Task requirements: Transcribe the records below in full; pictures stay out of the copy.

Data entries
start
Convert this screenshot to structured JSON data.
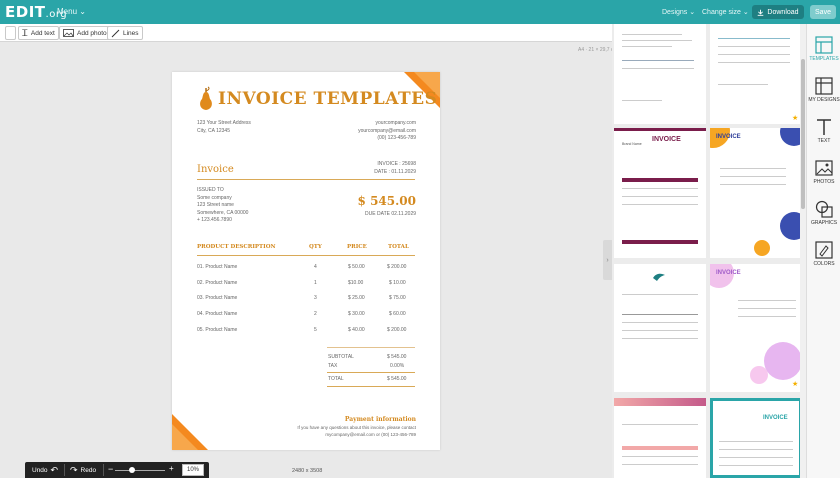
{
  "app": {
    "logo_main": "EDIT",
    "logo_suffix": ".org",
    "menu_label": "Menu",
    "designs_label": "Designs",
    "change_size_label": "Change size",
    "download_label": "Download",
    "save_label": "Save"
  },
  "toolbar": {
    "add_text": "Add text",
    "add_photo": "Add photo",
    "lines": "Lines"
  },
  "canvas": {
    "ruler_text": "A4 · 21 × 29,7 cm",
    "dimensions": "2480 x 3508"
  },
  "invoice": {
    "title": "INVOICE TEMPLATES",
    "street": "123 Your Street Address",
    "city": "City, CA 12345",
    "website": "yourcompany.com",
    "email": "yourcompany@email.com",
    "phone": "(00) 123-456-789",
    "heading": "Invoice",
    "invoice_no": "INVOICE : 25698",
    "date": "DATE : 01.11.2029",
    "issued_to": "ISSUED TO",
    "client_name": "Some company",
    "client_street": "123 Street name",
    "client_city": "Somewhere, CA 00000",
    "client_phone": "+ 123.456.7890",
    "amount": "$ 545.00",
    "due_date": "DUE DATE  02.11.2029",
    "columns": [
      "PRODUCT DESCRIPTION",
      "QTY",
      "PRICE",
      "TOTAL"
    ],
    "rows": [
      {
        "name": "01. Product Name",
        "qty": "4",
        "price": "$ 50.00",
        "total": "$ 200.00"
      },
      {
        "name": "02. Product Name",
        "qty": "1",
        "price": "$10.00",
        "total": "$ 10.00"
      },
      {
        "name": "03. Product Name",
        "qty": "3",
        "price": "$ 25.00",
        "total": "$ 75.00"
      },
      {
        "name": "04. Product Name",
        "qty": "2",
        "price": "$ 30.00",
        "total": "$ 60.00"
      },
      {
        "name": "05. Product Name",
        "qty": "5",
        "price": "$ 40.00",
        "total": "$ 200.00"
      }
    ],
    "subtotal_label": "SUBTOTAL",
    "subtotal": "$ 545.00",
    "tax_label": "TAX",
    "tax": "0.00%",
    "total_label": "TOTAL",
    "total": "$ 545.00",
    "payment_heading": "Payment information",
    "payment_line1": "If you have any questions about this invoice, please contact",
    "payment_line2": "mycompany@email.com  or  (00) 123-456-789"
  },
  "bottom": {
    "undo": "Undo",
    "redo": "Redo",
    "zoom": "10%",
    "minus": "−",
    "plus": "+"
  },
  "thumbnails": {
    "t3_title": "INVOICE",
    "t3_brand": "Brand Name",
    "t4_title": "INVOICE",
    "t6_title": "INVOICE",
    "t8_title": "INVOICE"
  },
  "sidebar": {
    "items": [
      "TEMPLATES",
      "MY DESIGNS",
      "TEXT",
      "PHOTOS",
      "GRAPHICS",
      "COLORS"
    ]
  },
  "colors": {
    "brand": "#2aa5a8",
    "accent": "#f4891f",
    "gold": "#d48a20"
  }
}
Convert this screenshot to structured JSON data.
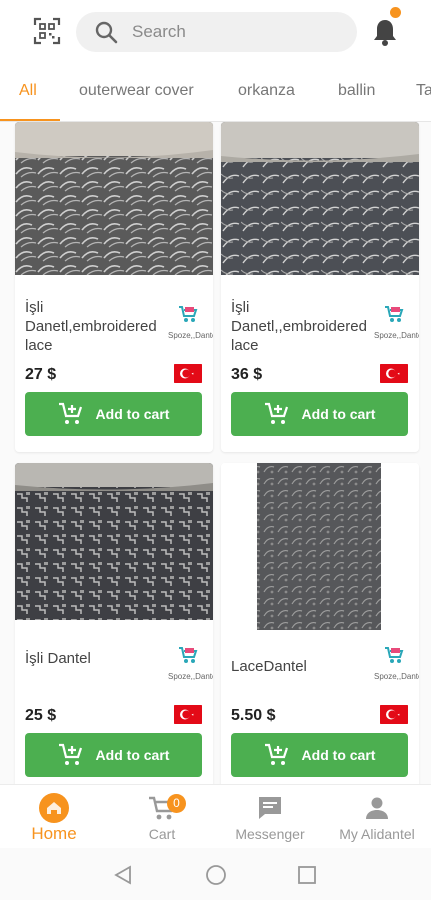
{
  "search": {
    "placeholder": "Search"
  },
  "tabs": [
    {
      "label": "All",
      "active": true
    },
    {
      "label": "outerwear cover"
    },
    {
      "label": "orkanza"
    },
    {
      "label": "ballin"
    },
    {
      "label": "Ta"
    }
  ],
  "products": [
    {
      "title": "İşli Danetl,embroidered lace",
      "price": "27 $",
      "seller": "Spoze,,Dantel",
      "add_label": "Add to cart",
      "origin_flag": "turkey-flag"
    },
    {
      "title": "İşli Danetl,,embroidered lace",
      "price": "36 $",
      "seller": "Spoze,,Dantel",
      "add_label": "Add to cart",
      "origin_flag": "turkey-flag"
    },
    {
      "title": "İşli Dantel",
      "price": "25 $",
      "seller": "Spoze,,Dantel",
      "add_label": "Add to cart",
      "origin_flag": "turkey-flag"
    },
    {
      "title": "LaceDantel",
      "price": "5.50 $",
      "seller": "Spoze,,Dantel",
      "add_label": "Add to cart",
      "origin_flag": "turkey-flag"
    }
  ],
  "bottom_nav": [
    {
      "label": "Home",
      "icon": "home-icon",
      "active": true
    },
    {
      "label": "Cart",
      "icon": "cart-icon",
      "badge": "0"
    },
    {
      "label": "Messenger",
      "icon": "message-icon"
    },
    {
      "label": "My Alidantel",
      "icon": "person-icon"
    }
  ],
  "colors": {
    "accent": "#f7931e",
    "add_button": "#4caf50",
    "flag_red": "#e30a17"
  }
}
end
Task output:
Convert this screenshot to structured JSON data.
{
  "app": {
    "logo_main": "EDIT",
    "logo_suffix": ".org",
    "menu_label": "Menu",
    "designs_label": "Designs",
    "change_size_label": "Change size",
    "download_label": "Download",
    "save_label": "Save"
  },
  "toolbar": {
    "add_text": "Add text",
    "add_photo": "Add photo",
    "lines": "Lines"
  },
  "canvas": {
    "ruler_text": "A4 · 21 × 29,7 cm",
    "dimensions": "2480 x 3508"
  },
  "invoice": {
    "title": "INVOICE TEMPLATES",
    "street": "123 Your Street Address",
    "city": "City, CA 12345",
    "website": "yourcompany.com",
    "email": "yourcompany@email.com",
    "phone": "(00) 123-456-789",
    "heading": "Invoice",
    "invoice_no": "INVOICE : 25698",
    "date": "DATE : 01.11.2029",
    "issued_to": "ISSUED TO",
    "client_name": "Some company",
    "client_street": "123 Street name",
    "client_city": "Somewhere, CA 00000",
    "client_phone": "+ 123.456.7890",
    "amount": "$ 545.00",
    "due_date": "DUE DATE  02.11.2029",
    "columns": [
      "PRODUCT DESCRIPTION",
      "QTY",
      "PRICE",
      "TOTAL"
    ],
    "rows": [
      {
        "name": "01. Product Name",
        "qty": "4",
        "price": "$ 50.00",
        "total": "$ 200.00"
      },
      {
        "name": "02. Product Name",
        "qty": "1",
        "price": "$10.00",
        "total": "$ 10.00"
      },
      {
        "name": "03. Product Name",
        "qty": "3",
        "price": "$ 25.00",
        "total": "$ 75.00"
      },
      {
        "name": "04. Product Name",
        "qty": "2",
        "price": "$ 30.00",
        "total": "$ 60.00"
      },
      {
        "name": "05. Product Name",
        "qty": "5",
        "price": "$ 40.00",
        "total": "$ 200.00"
      }
    ],
    "subtotal_label": "SUBTOTAL",
    "subtotal": "$ 545.00",
    "tax_label": "TAX",
    "tax": "0.00%",
    "total_label": "TOTAL",
    "total": "$ 545.00",
    "payment_heading": "Payment information",
    "payment_line1": "If you have any questions about this invoice, please contact",
    "payment_line2": "mycompany@email.com  or  (00) 123-456-789"
  },
  "bottom": {
    "undo": "Undo",
    "redo": "Redo",
    "zoom": "10%",
    "minus": "−",
    "plus": "+"
  },
  "thumbnails": {
    "t3_title": "INVOICE",
    "t3_brand": "Brand Name",
    "t4_title": "INVOICE",
    "t6_title": "INVOICE",
    "t8_title": "INVOICE"
  },
  "sidebar": {
    "items": [
      "TEMPLATES",
      "MY DESIGNS",
      "TEXT",
      "PHOTOS",
      "GRAPHICS",
      "COLORS"
    ]
  },
  "colors": {
    "brand": "#2aa5a8",
    "accent": "#f4891f",
    "gold": "#d48a20"
  }
}
Convert this screenshot to structured JSON data.
{
  "search": {
    "placeholder": "Search"
  },
  "tabs": [
    {
      "label": "All",
      "active": true
    },
    {
      "label": "outerwear cover"
    },
    {
      "label": "orkanza"
    },
    {
      "label": "ballin"
    },
    {
      "label": "Ta"
    }
  ],
  "products": [
    {
      "title": "İşli Danetl,embroidered lace",
      "price": "27 $",
      "seller": "Spoze,,Dantel",
      "add_label": "Add to cart",
      "origin_flag": "turkey-flag"
    },
    {
      "title": "İşli Danetl,,embroidered lace",
      "price": "36 $",
      "seller": "Spoze,,Dantel",
      "add_label": "Add to cart",
      "origin_flag": "turkey-flag"
    },
    {
      "title": "İşli Dantel",
      "price": "25 $",
      "seller": "Spoze,,Dantel",
      "add_label": "Add to cart",
      "origin_flag": "turkey-flag"
    },
    {
      "title": "LaceDantel",
      "price": "5.50 $",
      "seller": "Spoze,,Dantel",
      "add_label": "Add to cart",
      "origin_flag": "turkey-flag"
    }
  ],
  "bottom_nav": [
    {
      "label": "Home",
      "icon": "home-icon",
      "active": true
    },
    {
      "label": "Cart",
      "icon": "cart-icon",
      "badge": "0"
    },
    {
      "label": "Messenger",
      "icon": "message-icon"
    },
    {
      "label": "My Alidantel",
      "icon": "person-icon"
    }
  ],
  "colors": {
    "accent": "#f7931e",
    "add_button": "#4caf50",
    "flag_red": "#e30a17"
  }
}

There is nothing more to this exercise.